→ **Request**:
Retype all of the entries word for word.

→ **Source data**:

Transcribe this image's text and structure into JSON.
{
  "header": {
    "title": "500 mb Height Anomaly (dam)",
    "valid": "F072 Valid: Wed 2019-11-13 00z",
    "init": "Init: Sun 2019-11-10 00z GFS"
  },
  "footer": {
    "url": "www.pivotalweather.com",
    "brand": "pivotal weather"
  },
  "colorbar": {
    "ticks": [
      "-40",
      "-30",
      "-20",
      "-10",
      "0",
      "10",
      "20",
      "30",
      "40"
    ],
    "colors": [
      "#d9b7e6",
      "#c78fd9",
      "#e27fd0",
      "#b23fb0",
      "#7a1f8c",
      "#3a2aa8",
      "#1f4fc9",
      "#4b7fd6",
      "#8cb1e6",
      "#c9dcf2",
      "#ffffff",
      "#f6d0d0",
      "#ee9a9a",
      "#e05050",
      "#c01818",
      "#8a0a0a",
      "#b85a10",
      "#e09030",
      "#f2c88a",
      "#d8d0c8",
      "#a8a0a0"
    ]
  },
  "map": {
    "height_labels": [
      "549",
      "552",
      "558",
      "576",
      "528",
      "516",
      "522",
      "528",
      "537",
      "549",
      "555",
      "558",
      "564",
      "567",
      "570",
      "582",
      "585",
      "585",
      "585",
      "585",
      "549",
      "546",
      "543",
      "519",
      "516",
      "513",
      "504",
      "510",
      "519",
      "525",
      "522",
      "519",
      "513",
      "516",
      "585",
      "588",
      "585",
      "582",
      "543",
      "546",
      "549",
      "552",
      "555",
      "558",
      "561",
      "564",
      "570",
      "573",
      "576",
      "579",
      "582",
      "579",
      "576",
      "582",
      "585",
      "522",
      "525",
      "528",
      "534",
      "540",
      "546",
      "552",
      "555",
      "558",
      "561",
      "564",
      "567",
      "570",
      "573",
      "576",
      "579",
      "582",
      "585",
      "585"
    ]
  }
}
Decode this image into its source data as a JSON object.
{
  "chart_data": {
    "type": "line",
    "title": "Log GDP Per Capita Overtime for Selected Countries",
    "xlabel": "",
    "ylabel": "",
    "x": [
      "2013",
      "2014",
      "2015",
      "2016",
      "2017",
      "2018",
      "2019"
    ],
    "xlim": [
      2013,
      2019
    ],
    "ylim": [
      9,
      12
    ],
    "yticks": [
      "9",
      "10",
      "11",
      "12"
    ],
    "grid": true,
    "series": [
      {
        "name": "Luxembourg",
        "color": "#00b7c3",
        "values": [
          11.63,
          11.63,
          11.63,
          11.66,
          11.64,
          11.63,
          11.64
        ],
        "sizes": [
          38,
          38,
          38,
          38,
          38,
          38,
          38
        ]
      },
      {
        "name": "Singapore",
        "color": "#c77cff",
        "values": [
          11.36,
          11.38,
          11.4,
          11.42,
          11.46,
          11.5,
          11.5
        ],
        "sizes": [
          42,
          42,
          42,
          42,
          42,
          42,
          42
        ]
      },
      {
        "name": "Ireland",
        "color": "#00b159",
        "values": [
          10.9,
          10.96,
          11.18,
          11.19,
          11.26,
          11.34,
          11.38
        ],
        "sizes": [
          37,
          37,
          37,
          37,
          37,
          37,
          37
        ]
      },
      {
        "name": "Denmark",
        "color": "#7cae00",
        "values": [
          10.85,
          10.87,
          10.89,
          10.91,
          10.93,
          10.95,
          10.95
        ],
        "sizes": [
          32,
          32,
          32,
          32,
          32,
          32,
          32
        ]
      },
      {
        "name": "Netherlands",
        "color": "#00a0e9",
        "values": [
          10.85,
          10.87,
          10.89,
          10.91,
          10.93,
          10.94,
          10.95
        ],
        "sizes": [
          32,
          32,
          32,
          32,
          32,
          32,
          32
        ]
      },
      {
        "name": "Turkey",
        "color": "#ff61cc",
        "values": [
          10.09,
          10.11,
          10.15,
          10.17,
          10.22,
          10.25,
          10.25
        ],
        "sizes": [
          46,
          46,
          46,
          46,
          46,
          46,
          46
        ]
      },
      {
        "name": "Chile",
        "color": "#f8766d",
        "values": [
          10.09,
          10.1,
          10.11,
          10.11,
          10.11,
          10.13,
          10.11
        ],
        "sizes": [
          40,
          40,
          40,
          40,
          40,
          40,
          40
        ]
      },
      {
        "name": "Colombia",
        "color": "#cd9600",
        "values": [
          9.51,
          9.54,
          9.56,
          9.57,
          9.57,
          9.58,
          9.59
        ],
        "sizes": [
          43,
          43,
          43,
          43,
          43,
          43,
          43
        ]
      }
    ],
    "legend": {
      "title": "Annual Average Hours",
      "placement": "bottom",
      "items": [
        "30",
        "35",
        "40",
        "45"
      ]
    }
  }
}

→ **Written response**:
Transcribe this image's text and structure into JSON.
{
  "header": {
    "title": "500 mb Height Anomaly (dam)",
    "valid": "F072 Valid: Wed 2019-11-13 00z",
    "init": "Init: Sun 2019-11-10 00z GFS"
  },
  "footer": {
    "url": "www.pivotalweather.com",
    "brand": "pivotal weather"
  },
  "colorbar": {
    "ticks": [
      "-40",
      "-30",
      "-20",
      "-10",
      "0",
      "10",
      "20",
      "30",
      "40"
    ],
    "colors": [
      "#d9b7e6",
      "#c78fd9",
      "#e27fd0",
      "#b23fb0",
      "#7a1f8c",
      "#3a2aa8",
      "#1f4fc9",
      "#4b7fd6",
      "#8cb1e6",
      "#c9dcf2",
      "#ffffff",
      "#f6d0d0",
      "#ee9a9a",
      "#e05050",
      "#c01818",
      "#8a0a0a",
      "#b85a10",
      "#e09030",
      "#f2c88a",
      "#d8d0c8",
      "#a8a0a0"
    ]
  },
  "map": {
    "height_labels": [
      "549",
      "552",
      "558",
      "576",
      "528",
      "516",
      "522",
      "528",
      "537",
      "549",
      "555",
      "558",
      "564",
      "567",
      "570",
      "582",
      "585",
      "585",
      "585",
      "585",
      "549",
      "546",
      "543",
      "519",
      "516",
      "513",
      "504",
      "510",
      "519",
      "525",
      "522",
      "519",
      "513",
      "516",
      "585",
      "588",
      "585",
      "582",
      "543",
      "546",
      "549",
      "552",
      "555",
      "558",
      "561",
      "564",
      "570",
      "573",
      "576",
      "579",
      "582",
      "579",
      "576",
      "582",
      "585",
      "522",
      "525",
      "528",
      "534",
      "540",
      "546",
      "552",
      "555",
      "558",
      "561",
      "564",
      "567",
      "570",
      "573",
      "576",
      "579",
      "582",
      "585",
      "585"
    ]
  }
}
Decode this image into its source data as a JSON object.
{
  "chart_data": {
    "type": "line",
    "title": "Log GDP Per Capita Overtime for Selected Countries",
    "xlabel": "",
    "ylabel": "",
    "x": [
      "2013",
      "2014",
      "2015",
      "2016",
      "2017",
      "2018",
      "2019"
    ],
    "xlim": [
      2013,
      2019
    ],
    "ylim": [
      9,
      12
    ],
    "yticks": [
      "9",
      "10",
      "11",
      "12"
    ],
    "grid": true,
    "series": [
      {
        "name": "Luxembourg",
        "color": "#00b7c3",
        "values": [
          11.63,
          11.63,
          11.63,
          11.66,
          11.64,
          11.63,
          11.64
        ],
        "sizes": [
          38,
          38,
          38,
          38,
          38,
          38,
          38
        ]
      },
      {
        "name": "Singapore",
        "color": "#c77cff",
        "values": [
          11.36,
          11.38,
          11.4,
          11.42,
          11.46,
          11.5,
          11.5
        ],
        "sizes": [
          42,
          42,
          42,
          42,
          42,
          42,
          42
        ]
      },
      {
        "name": "Ireland",
        "color": "#00b159",
        "values": [
          10.9,
          10.96,
          11.18,
          11.19,
          11.26,
          11.34,
          11.38
        ],
        "sizes": [
          37,
          37,
          37,
          37,
          37,
          37,
          37
        ]
      },
      {
        "name": "Denmark",
        "color": "#7cae00",
        "values": [
          10.85,
          10.87,
          10.89,
          10.91,
          10.93,
          10.95,
          10.95
        ],
        "sizes": [
          32,
          32,
          32,
          32,
          32,
          32,
          32
        ]
      },
      {
        "name": "Netherlands",
        "color": "#00a0e9",
        "values": [
          10.85,
          10.87,
          10.89,
          10.91,
          10.93,
          10.94,
          10.95
        ],
        "sizes": [
          32,
          32,
          32,
          32,
          32,
          32,
          32
        ]
      },
      {
        "name": "Turkey",
        "color": "#ff61cc",
        "values": [
          10.09,
          10.11,
          10.15,
          10.17,
          10.22,
          10.25,
          10.25
        ],
        "sizes": [
          46,
          46,
          46,
          46,
          46,
          46,
          46
        ]
      },
      {
        "name": "Chile",
        "color": "#f8766d",
        "values": [
          10.09,
          10.1,
          10.11,
          10.11,
          10.11,
          10.13,
          10.11
        ],
        "sizes": [
          40,
          40,
          40,
          40,
          40,
          40,
          40
        ]
      },
      {
        "name": "Colombia",
        "color": "#cd9600",
        "values": [
          9.51,
          9.54,
          9.56,
          9.57,
          9.57,
          9.58,
          9.59
        ],
        "sizes": [
          43,
          43,
          43,
          43,
          43,
          43,
          43
        ]
      }
    ],
    "legend": {
      "title": "Annual Average Hours",
      "placement": "bottom",
      "items": [
        "30",
        "35",
        "40",
        "45"
      ]
    }
  }
}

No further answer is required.